##### EXCERPTED RECORDS
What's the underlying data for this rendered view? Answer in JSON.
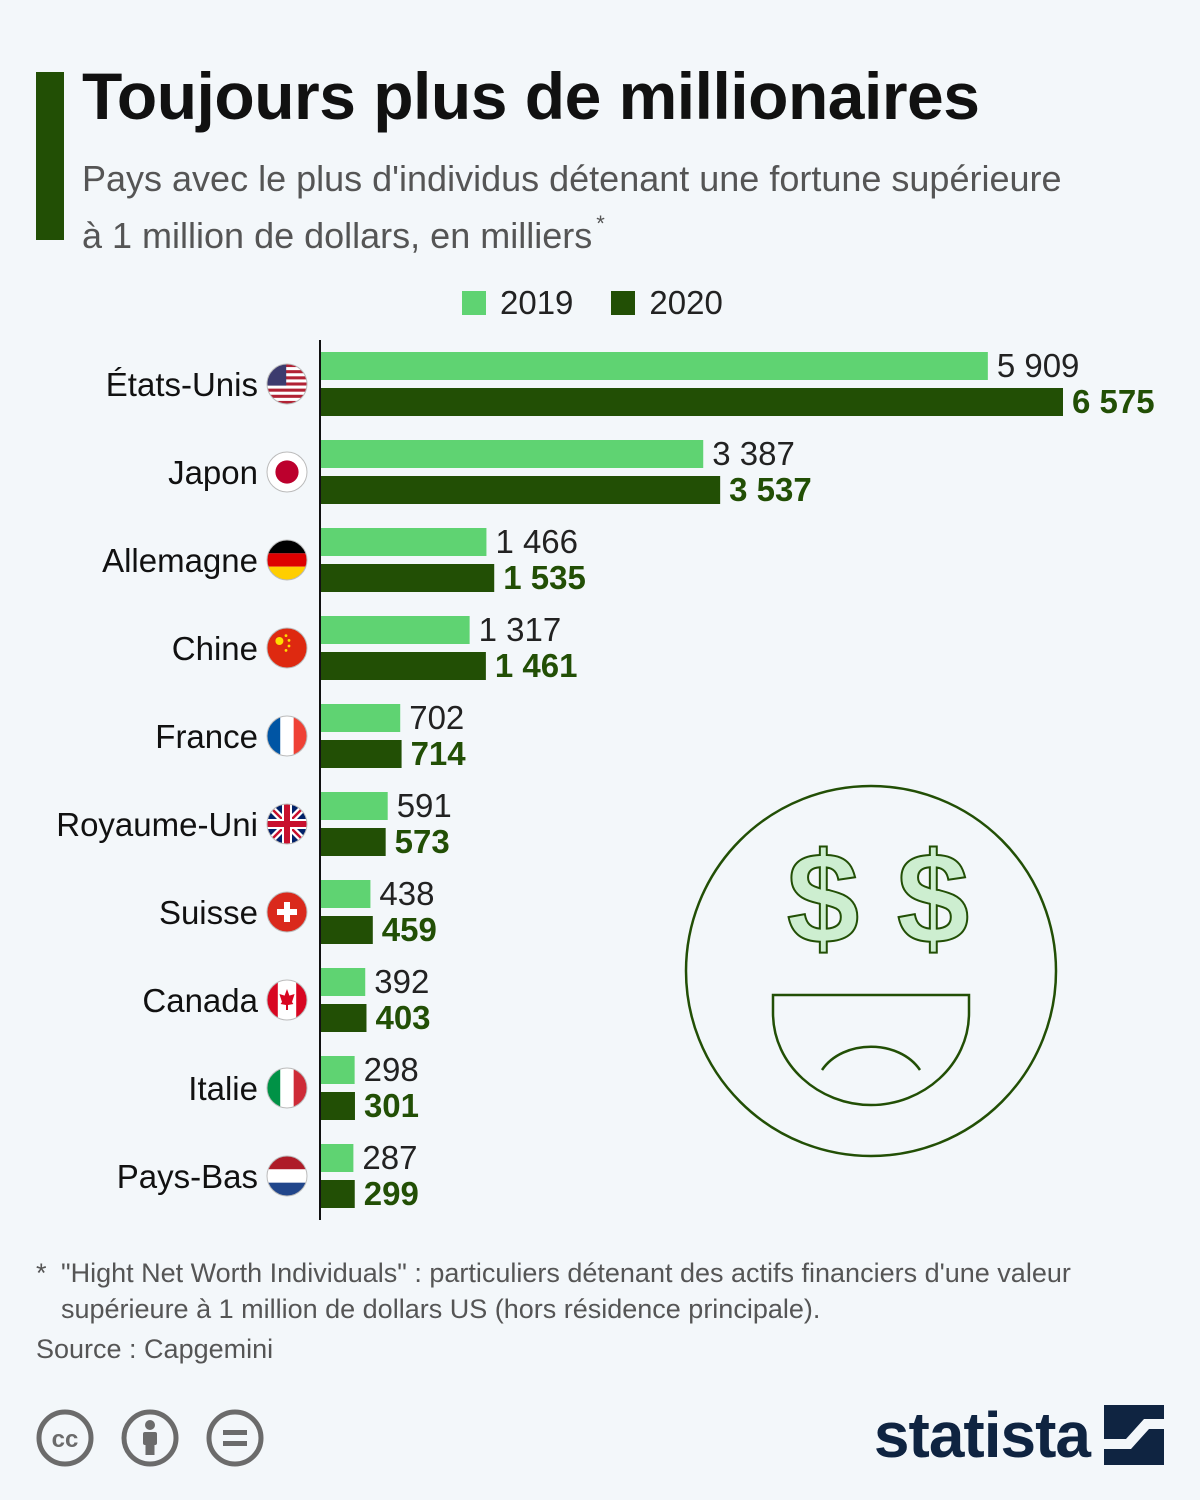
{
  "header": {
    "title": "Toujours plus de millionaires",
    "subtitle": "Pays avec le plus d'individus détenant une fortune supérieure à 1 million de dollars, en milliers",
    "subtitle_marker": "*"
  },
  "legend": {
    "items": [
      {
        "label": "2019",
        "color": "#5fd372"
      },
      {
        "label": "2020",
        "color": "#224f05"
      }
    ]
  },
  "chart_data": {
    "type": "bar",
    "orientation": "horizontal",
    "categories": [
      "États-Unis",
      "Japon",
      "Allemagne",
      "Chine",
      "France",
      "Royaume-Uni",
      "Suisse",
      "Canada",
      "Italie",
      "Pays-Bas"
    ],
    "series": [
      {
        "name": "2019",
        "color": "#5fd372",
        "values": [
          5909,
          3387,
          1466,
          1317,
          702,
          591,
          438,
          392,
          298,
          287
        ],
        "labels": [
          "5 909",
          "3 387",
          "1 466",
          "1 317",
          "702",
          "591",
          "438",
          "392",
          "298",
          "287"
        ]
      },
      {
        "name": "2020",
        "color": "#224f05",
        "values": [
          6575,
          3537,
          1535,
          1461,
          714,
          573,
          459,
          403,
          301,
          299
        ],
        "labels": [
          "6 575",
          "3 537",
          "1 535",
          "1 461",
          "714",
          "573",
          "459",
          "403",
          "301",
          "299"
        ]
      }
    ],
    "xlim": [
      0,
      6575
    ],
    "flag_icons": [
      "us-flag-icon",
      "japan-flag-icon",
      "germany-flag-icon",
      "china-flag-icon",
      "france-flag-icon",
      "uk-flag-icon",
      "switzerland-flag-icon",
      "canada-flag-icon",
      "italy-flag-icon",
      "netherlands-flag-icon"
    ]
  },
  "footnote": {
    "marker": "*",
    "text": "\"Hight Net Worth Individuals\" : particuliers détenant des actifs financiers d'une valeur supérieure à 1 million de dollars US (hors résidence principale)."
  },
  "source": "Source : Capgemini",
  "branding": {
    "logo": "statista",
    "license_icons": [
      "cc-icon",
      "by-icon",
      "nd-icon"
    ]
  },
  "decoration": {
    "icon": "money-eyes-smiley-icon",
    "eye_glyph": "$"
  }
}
##########
• EXERCISE DIRECTIONS
Reproduce all of the data exactly, omitting each picture it holds.

• OUTPUT OF THE TASK
What's the underlying data for this rendered view? Answer in JSON.
{
  "header": {
    "title": "Toujours plus de millionaires",
    "subtitle": "Pays avec le plus d'individus détenant une fortune supérieure à 1 million de dollars, en milliers",
    "subtitle_marker": "*"
  },
  "legend": {
    "items": [
      {
        "label": "2019",
        "color": "#5fd372"
      },
      {
        "label": "2020",
        "color": "#224f05"
      }
    ]
  },
  "chart_data": {
    "type": "bar",
    "orientation": "horizontal",
    "categories": [
      "États-Unis",
      "Japon",
      "Allemagne",
      "Chine",
      "France",
      "Royaume-Uni",
      "Suisse",
      "Canada",
      "Italie",
      "Pays-Bas"
    ],
    "series": [
      {
        "name": "2019",
        "color": "#5fd372",
        "values": [
          5909,
          3387,
          1466,
          1317,
          702,
          591,
          438,
          392,
          298,
          287
        ],
        "labels": [
          "5 909",
          "3 387",
          "1 466",
          "1 317",
          "702",
          "591",
          "438",
          "392",
          "298",
          "287"
        ]
      },
      {
        "name": "2020",
        "color": "#224f05",
        "values": [
          6575,
          3537,
          1535,
          1461,
          714,
          573,
          459,
          403,
          301,
          299
        ],
        "labels": [
          "6 575",
          "3 537",
          "1 535",
          "1 461",
          "714",
          "573",
          "459",
          "403",
          "301",
          "299"
        ]
      }
    ],
    "xlim": [
      0,
      6575
    ],
    "flag_icons": [
      "us-flag-icon",
      "japan-flag-icon",
      "germany-flag-icon",
      "china-flag-icon",
      "france-flag-icon",
      "uk-flag-icon",
      "switzerland-flag-icon",
      "canada-flag-icon",
      "italy-flag-icon",
      "netherlands-flag-icon"
    ]
  },
  "footnote": {
    "marker": "*",
    "text": "\"Hight Net Worth Individuals\" : particuliers détenant des actifs financiers d'une valeur supérieure à 1 million de dollars US (hors résidence principale)."
  },
  "source": "Source : Capgemini",
  "branding": {
    "logo": "statista",
    "license_icons": [
      "cc-icon",
      "by-icon",
      "nd-icon"
    ]
  },
  "decoration": {
    "icon": "money-eyes-smiley-icon",
    "eye_glyph": "$"
  }
}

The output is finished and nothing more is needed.